**Task directions**
Omit every picture and write out the rest of the records exactly.

Structured figure records
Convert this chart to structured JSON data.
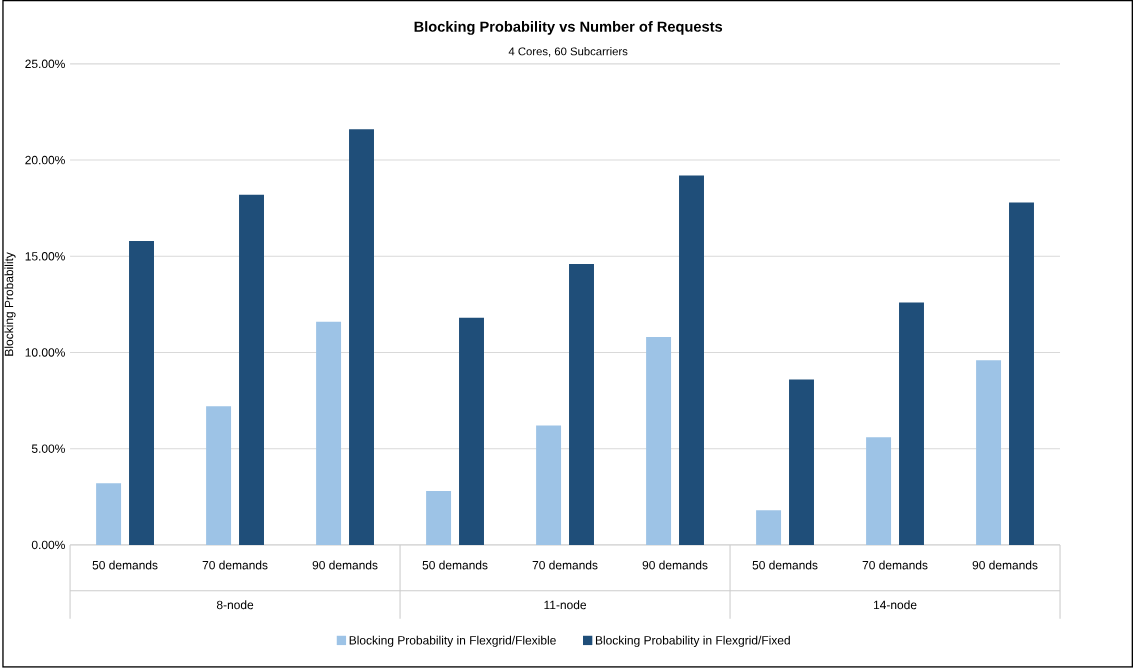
{
  "chart_data": {
    "type": "bar",
    "title": "Blocking Probability vs Number of Requests",
    "subtitle": "4 Cores, 60 Subcarriers",
    "ylabel": "Blocking Probability",
    "categories": [
      "50 demands",
      "70 demands",
      "90 demands",
      "50 demands",
      "70 demands",
      "90 demands",
      "50 demands",
      "70 demands",
      "90 demands"
    ],
    "annotations": [
      "8-node",
      "11-node",
      "14-node"
    ],
    "series": [
      {
        "name": "Blocking Probability in Flexgrid/Flexible",
        "color": "#9dc3e6",
        "values": [
          3.2,
          7.2,
          11.6,
          2.8,
          6.2,
          10.8,
          1.8,
          5.6,
          9.6
        ]
      },
      {
        "name": "Blocking Probability in Flexgrid/Fixed",
        "color": "#1f4e79",
        "values": [
          15.8,
          18.2,
          21.6,
          11.8,
          14.6,
          19.2,
          8.6,
          12.6,
          17.8
        ]
      }
    ],
    "ylim": [
      0,
      25
    ],
    "yticks": [
      {
        "value": 0,
        "label": "0.00%"
      },
      {
        "value": 5,
        "label": "5.00%"
      },
      {
        "value": 10,
        "label": "10.00%"
      },
      {
        "value": 15,
        "label": "15.00%"
      },
      {
        "value": 20,
        "label": "20.00%"
      },
      {
        "value": 25,
        "label": "25.00%"
      }
    ],
    "grid": "y",
    "legend": "bottom"
  }
}
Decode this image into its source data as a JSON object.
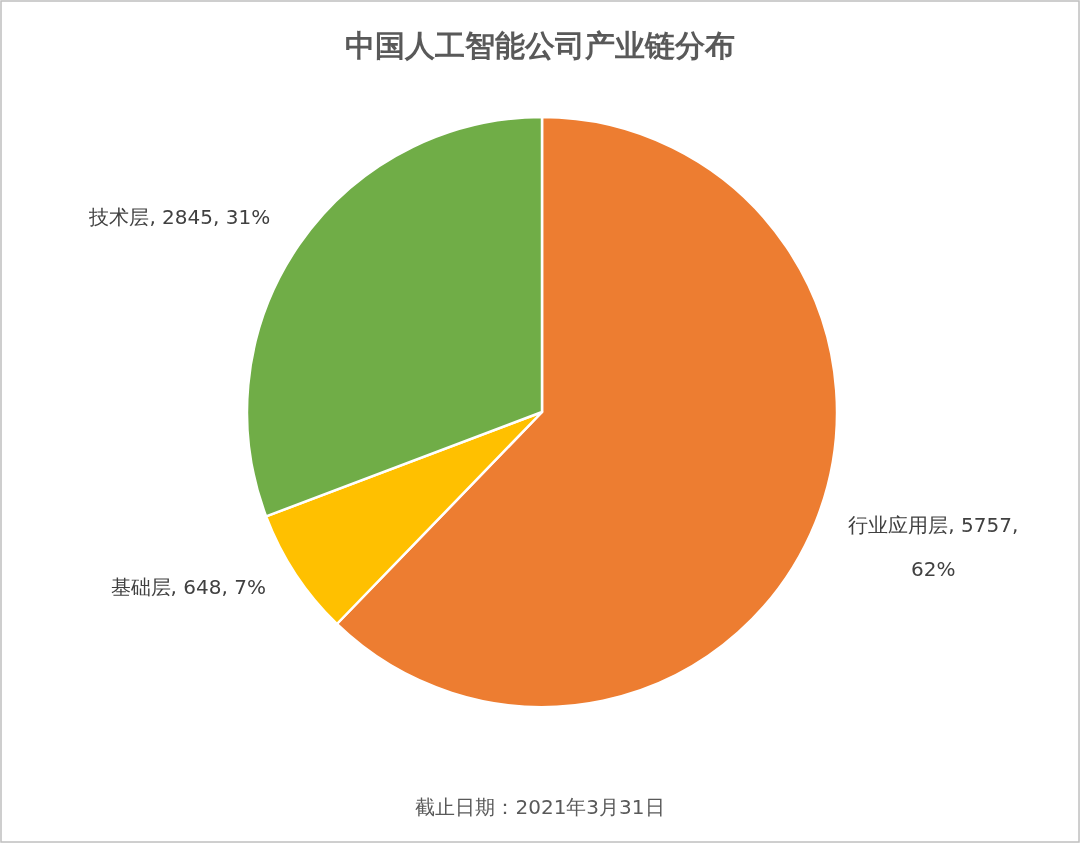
{
  "chart_data": {
    "type": "pie",
    "title": "中国人工智能公司产业链分布",
    "categories": [
      "行业应用层",
      "基础层",
      "技术层"
    ],
    "values": [
      5757,
      648,
      2845
    ],
    "colors": [
      "#ed7d31",
      "#ffc000",
      "#70ad47"
    ],
    "value_labels": [
      "5757, 62%",
      "648, 7%",
      "2845, 31%"
    ],
    "annotations": [
      "截止日期：2021年3月31日"
    ]
  }
}
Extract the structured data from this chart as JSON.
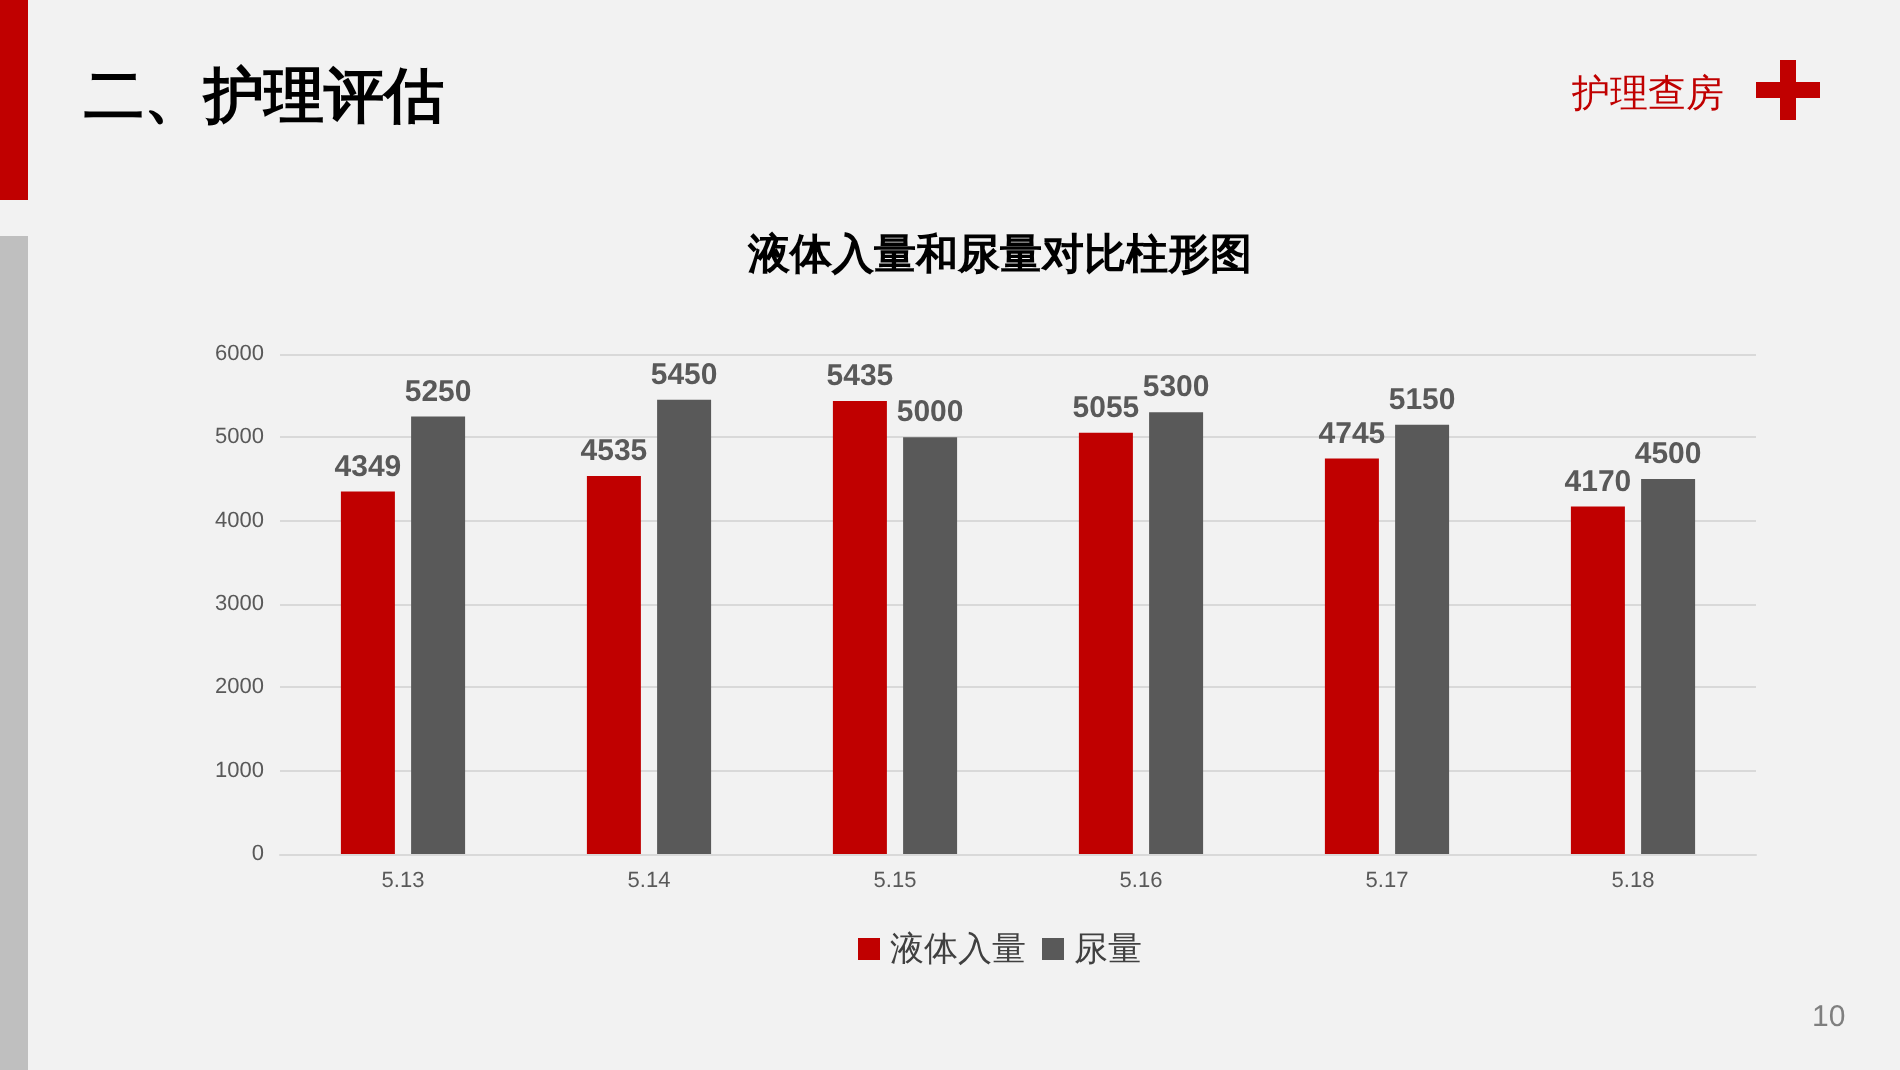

**Task output**
Convert this chart to structured JSON data.
{
  "chart_data": {
    "type": "bar",
    "title": "Blocking Probability vs Number of Requests",
    "subtitle": "4 Cores, 60 Subcarriers",
    "ylabel": "Blocking Probability",
    "categories": [
      "50 demands",
      "70 demands",
      "90 demands",
      "50 demands",
      "70 demands",
      "90 demands",
      "50 demands",
      "70 demands",
      "90 demands"
    ],
    "annotations": [
      "8-node",
      "11-node",
      "14-node"
    ],
    "series": [
      {
        "name": "Blocking Probability in Flexgrid/Flexible",
        "color": "#9dc3e6",
        "values": [
          3.2,
          7.2,
          11.6,
          2.8,
          6.2,
          10.8,
          1.8,
          5.6,
          9.6
        ]
      },
      {
        "name": "Blocking Probability in Flexgrid/Fixed",
        "color": "#1f4e79",
        "values": [
          15.8,
          18.2,
          21.6,
          11.8,
          14.6,
          19.2,
          8.6,
          12.6,
          17.8
        ]
      }
    ],
    "ylim": [
      0,
      25
    ],
    "yticks": [
      {
        "value": 0,
        "label": "0.00%"
      },
      {
        "value": 5,
        "label": "5.00%"
      },
      {
        "value": 10,
        "label": "10.00%"
      },
      {
        "value": 15,
        "label": "15.00%"
      },
      {
        "value": 20,
        "label": "20.00%"
      },
      {
        "value": 25,
        "label": "25.00%"
      }
    ],
    "grid": "y",
    "legend": "bottom"
  }
}
Decode this image into its source data as a JSON object.
{
  "chart_data": {
    "type": "pie",
    "title": "中国人工智能公司产业链分布",
    "categories": [
      "行业应用层",
      "基础层",
      "技术层"
    ],
    "values": [
      5757,
      648,
      2845
    ],
    "colors": [
      "#ed7d31",
      "#ffc000",
      "#70ad47"
    ],
    "value_labels": [
      "5757, 62%",
      "648, 7%",
      "2845, 31%"
    ],
    "annotations": [
      "截止日期：2021年3月31日"
    ]
  }
}
Extract the structured data from this chart as JSON.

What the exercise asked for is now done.